> **Task**: Skip every picture, and output exactly the lines starting at the one with "Extract all readable text from this page." and running through the last line of the material below.

(Collection entries)

┄┄┄┄┄┄

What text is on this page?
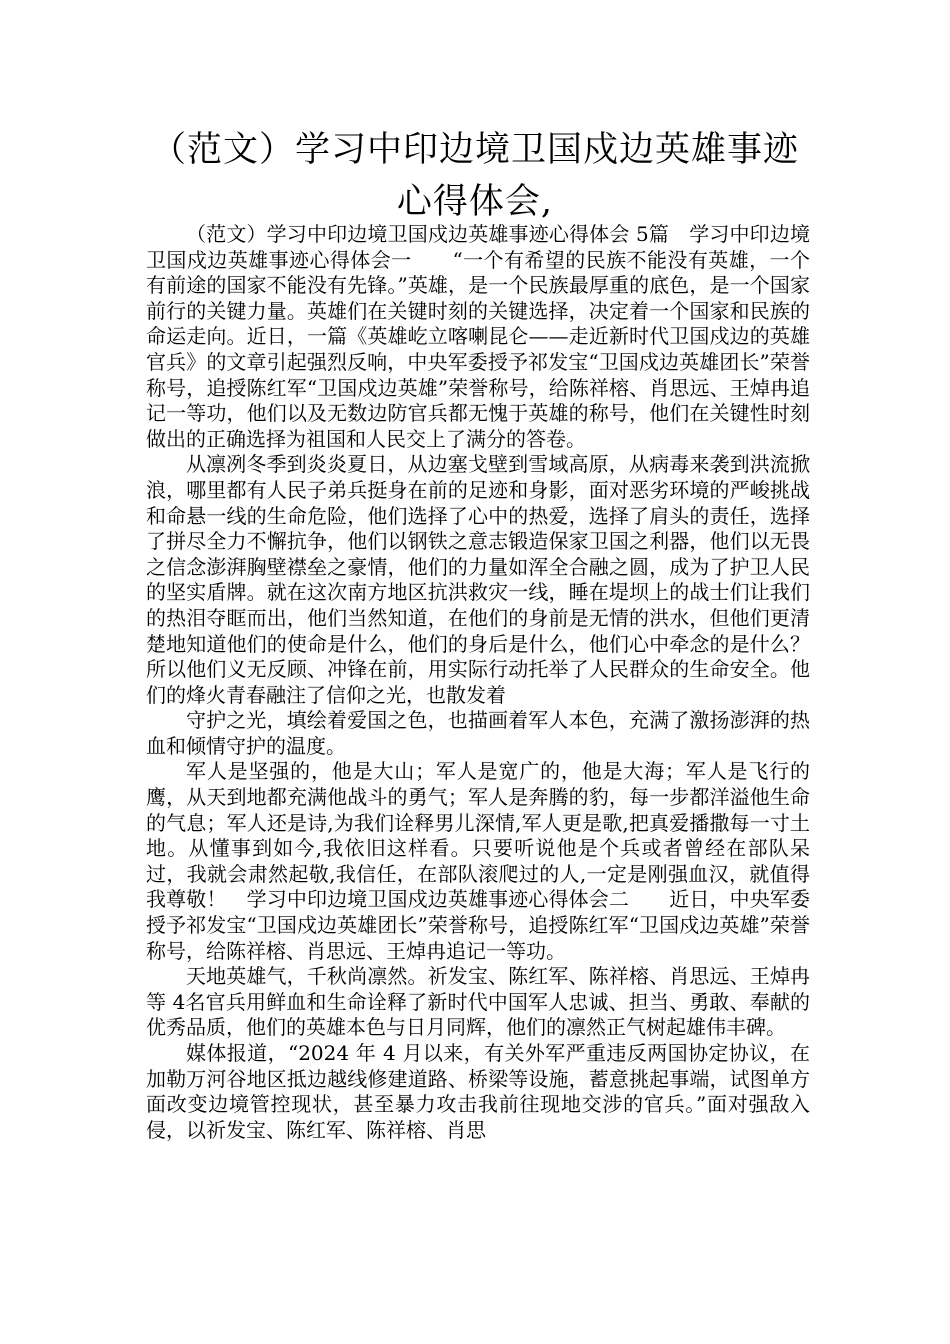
（范文）学习中印边境卫国戍边英雄事迹
心得体会,

（范文）学习中印边境卫国戍边英雄事迹心得体会 5篇　学习中印边境卫国戍边英雄事迹心得体会一　　“一个有希望的民族不能没有英雄，一个有前途的国家不能没有先锋。”英雄，是一个民族最厚重的底色，是一个国家前行的关键力量。英雄们在关键时刻的关键选择，决定着一个国家和民族的命运走向。近日，一篇《英雄屹立喀喇昆仑——走近新时代卫国戍边的英雄官兵》的文章引起强烈反响，中央军委授予祁发宝“卫国戍边英雄团长”荣誉称号，追授陈红军“卫国戍边英雄”荣誉称号，给陈祥榕、肖思远、王焯冉追记一等功，他们以及无数边防官兵都无愧于英雄的称号，他们在关键性时刻做出的正确选择为祖国和人民交上了满分的答卷。

从凛冽冬季到炎炎夏日，从边塞戈壁到雪域高原，从病毒来袭到洪流掀浪，哪里都有人民子弟兵挺身在前的足迹和身影，面对恶劣环境的严峻挑战和命悬一线的生命危险，他们选择了心中的热爱，选择了肩头的责任，选择了拼尽全力不懈抗争，他们以钢铁之意志锻造保家卫国之利器，他们以无畏之信念澎湃胸壁襟垒之豪情，他们的力量如浑全合融之圆，成为了护卫人民的坚实盾牌。就在这次南方地区抗洪救灾一线，睡在堤坝上的战士们让我们的热泪夺眶而出，他们当然知道，在他们的身前是无情的洪水，但他们更清楚地知道他们的使命是什么，他们的身后是什么，他们心中牵念的是什么？所以他们义无反顾、冲锋在前，用实际行动托举了人民群众的生命安全。他们的烽火青春融注了信仰之光，也散发着

守护之光，填绘着爱国之色，也描画着军人本色，充满了激扬澎湃的热血和倾情守护的温度。

军人是坚强的，他是大山；军人是宽广的，他是大海；军人是飞行的鹰，从天到地都充满他战斗的勇气；军人是奔腾的豹，每一步都洋溢他生命的气息；军人还是诗,为我们诠释男儿深情,军人更是歌,把真爱播撒每一寸土地。从懂事到如今,我依旧这样看。只要听说他是个兵或者曾经在部队呆过，我就会肃然起敬,我信任，在部队滚爬过的人,一定是刚强血汉，就值得我尊敬！　学习中印边境卫国戍边英雄事迹心得体会二　　近日，中央军委授予祁发宝“卫国戍边英雄团长”荣誉称号，追授陈红军“卫国戍边英雄”荣誉称号，给陈祥榕、肖思远、王焯冉追记一等功。

天地英雄气，千秋尚凛然。祈发宝、陈红军、陈祥榕、肖思远、王焯冉等 4名官兵用鲜血和生命诠释了新时代中国军人忠诚、担当、勇敢、奉献的优秀品质，他们的英雄本色与日月同辉，他们的凛然正气树起雄伟丰碑。

媒体报道，“2024 年 4 月以来，有关外军严重违反两国协定协议，在加勒万河谷地区抵边越线修建道路、桥梁等设施，蓄意挑起事端，试图单方面改变边境管控现状，甚至暴力攻击我前往现地交涉的官兵。”面对强敌入侵，以祈发宝、陈红军、陈祥榕、肖思
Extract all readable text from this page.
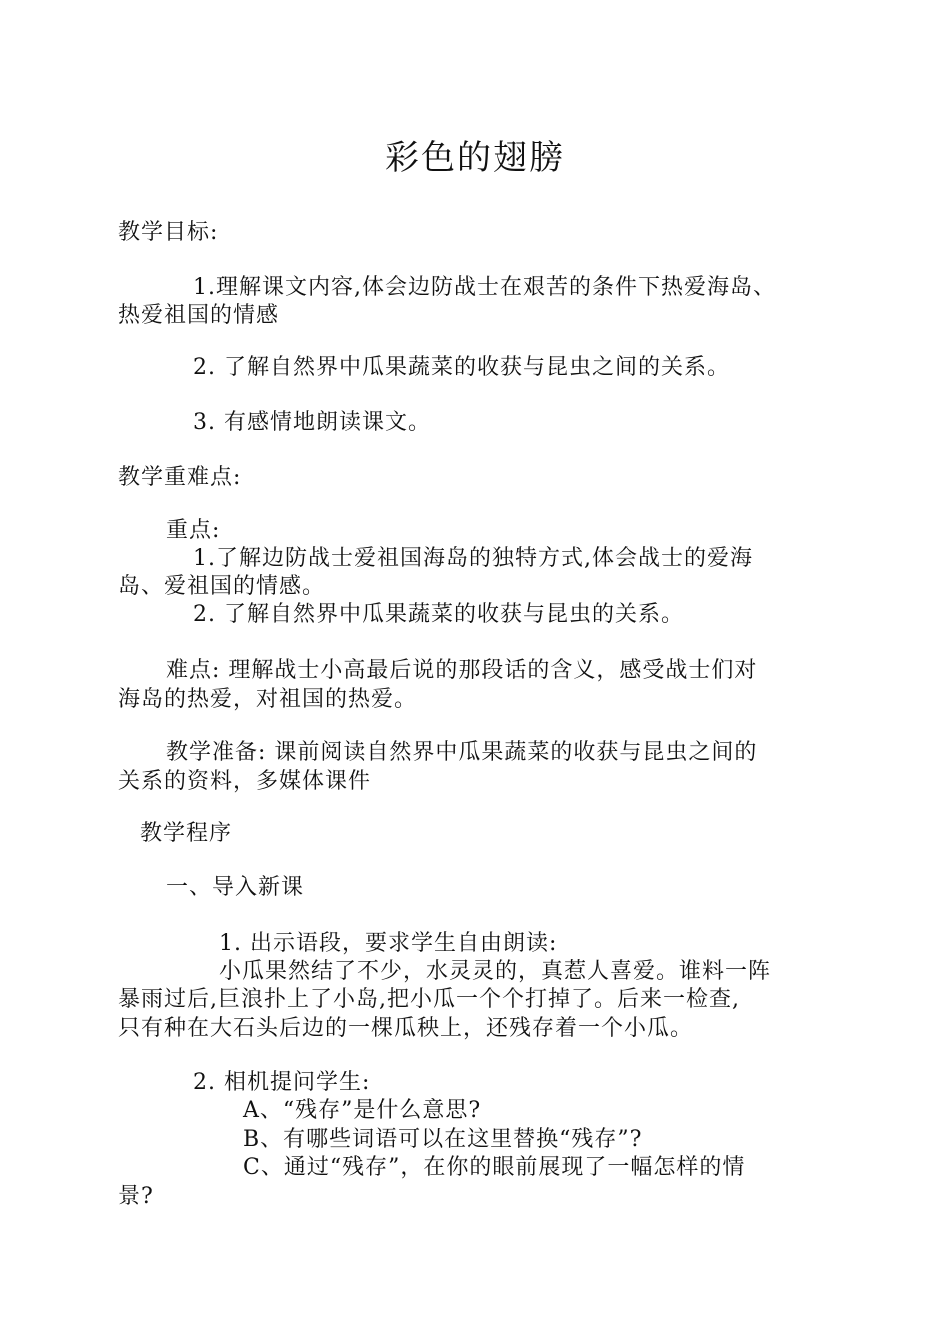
彩色的翅膀
教学目标:
1.理解课文内容,体会边防战士在艰苦的条件下热爱海岛、
热爱祖国的情感
2. 了解自然界中瓜果蔬菜的收获与昆虫之间的关系。
3. 有感情地朗读课文。
教学重难点:
重点:
1.了解边防战士爱祖国海岛的独特方式,体会战士的爱海
岛、爱祖国的情感。
2. 了解自然界中瓜果蔬菜的收获与昆虫的关系。
难点: 理解战士小高最后说的那段话的含义，感受战士们对
海岛的热爱，对祖国的热爱。
教学准备: 课前阅读自然界中瓜果蔬菜的收获与昆虫之间的
关系的资料，多媒体课件
教学程序
一、导入新课
1. 出示语段，要求学生自由朗读:
小瓜果然结了不少，水灵灵的，真惹人喜爱。谁料一阵
暴雨过后,巨浪扑上了小岛,把小瓜一个个打掉了。后来一检查,
只有种在大石头后边的一棵瓜秧上，还残存着一个小瓜。
2. 相机提问学生:
A、“残存”是什么意思?
B、有哪些词语可以在这里替换“残存”?
C、通过“残存”，在你的眼前展现了一幅怎样的情
景?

┄┄┄┄┄┄

> **Task response**:
Extract all readable text from this page.
彩色的翅膀
教学目标:
1.理解课文内容,体会边防战士在艰苦的条件下热爱海岛、
热爱祖国的情感
2. 了解自然界中瓜果蔬菜的收获与昆虫之间的关系。
3. 有感情地朗读课文。
教学重难点:
重点:
1.了解边防战士爱祖国海岛的独特方式,体会战士的爱海
岛、爱祖国的情感。
2. 了解自然界中瓜果蔬菜的收获与昆虫的关系。
难点: 理解战士小高最后说的那段话的含义，感受战士们对
海岛的热爱，对祖国的热爱。
教学准备: 课前阅读自然界中瓜果蔬菜的收获与昆虫之间的
关系的资料，多媒体课件
教学程序
一、导入新课
1. 出示语段，要求学生自由朗读:
小瓜果然结了不少，水灵灵的，真惹人喜爱。谁料一阵
暴雨过后,巨浪扑上了小岛,把小瓜一个个打掉了。后来一检查,
只有种在大石头后边的一棵瓜秧上，还残存着一个小瓜。
2. 相机提问学生:
A、“残存”是什么意思?
B、有哪些词语可以在这里替换“残存”?
C、通过“残存”，在你的眼前展现了一幅怎样的情
景?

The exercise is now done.